*Supplied data:*

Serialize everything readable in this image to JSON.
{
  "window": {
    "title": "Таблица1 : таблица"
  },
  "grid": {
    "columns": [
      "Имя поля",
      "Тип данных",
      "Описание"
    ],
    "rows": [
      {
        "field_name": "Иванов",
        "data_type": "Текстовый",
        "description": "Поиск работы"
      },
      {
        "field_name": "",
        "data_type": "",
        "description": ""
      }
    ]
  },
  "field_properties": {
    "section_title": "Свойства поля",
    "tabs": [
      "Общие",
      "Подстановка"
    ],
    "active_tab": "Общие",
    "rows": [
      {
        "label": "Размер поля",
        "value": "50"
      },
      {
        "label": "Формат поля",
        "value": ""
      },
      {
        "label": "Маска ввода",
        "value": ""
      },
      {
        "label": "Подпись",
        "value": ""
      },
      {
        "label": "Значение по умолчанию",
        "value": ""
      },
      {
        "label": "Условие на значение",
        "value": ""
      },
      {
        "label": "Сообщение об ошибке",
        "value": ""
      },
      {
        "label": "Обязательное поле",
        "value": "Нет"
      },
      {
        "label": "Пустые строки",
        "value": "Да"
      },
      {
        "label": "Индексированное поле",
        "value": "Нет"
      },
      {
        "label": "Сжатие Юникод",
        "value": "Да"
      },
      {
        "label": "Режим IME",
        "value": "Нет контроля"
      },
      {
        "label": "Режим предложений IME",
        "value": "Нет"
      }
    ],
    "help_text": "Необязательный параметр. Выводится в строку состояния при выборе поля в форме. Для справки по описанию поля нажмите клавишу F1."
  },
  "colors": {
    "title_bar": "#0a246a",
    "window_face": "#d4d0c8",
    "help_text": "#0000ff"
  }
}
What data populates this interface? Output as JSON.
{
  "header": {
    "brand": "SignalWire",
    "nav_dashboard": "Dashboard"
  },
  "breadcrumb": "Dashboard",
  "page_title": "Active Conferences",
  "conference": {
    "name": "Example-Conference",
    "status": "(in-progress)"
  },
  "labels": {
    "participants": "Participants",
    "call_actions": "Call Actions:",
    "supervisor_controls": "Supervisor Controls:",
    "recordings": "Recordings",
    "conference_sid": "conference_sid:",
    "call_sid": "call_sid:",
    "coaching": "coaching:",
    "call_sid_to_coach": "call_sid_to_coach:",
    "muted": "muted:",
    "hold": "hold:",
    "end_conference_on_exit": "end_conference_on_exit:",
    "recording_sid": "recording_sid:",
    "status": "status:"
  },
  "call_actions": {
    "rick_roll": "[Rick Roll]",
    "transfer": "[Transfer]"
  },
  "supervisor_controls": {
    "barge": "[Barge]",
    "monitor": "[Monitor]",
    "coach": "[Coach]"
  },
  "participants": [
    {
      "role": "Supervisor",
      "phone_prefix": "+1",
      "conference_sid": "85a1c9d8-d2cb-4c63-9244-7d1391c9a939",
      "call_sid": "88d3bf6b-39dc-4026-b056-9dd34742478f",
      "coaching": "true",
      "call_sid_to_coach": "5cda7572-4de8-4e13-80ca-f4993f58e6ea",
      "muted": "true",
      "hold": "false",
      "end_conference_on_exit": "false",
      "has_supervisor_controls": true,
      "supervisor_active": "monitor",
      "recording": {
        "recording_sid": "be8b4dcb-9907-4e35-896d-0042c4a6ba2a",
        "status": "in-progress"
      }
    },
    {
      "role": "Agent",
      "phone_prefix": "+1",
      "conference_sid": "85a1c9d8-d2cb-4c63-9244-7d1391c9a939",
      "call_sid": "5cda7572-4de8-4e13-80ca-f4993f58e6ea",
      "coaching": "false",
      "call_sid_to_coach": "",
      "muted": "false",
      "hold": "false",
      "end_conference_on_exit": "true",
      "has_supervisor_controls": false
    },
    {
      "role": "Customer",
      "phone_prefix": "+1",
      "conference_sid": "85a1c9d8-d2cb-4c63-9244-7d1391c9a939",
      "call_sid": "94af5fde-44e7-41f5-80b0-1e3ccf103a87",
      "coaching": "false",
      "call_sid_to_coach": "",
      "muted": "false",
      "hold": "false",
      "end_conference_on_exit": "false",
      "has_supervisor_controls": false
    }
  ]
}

*The request:* Of the lines above, how many hold the string "progress"? Answer with only the number.

*Exercise solution:* 2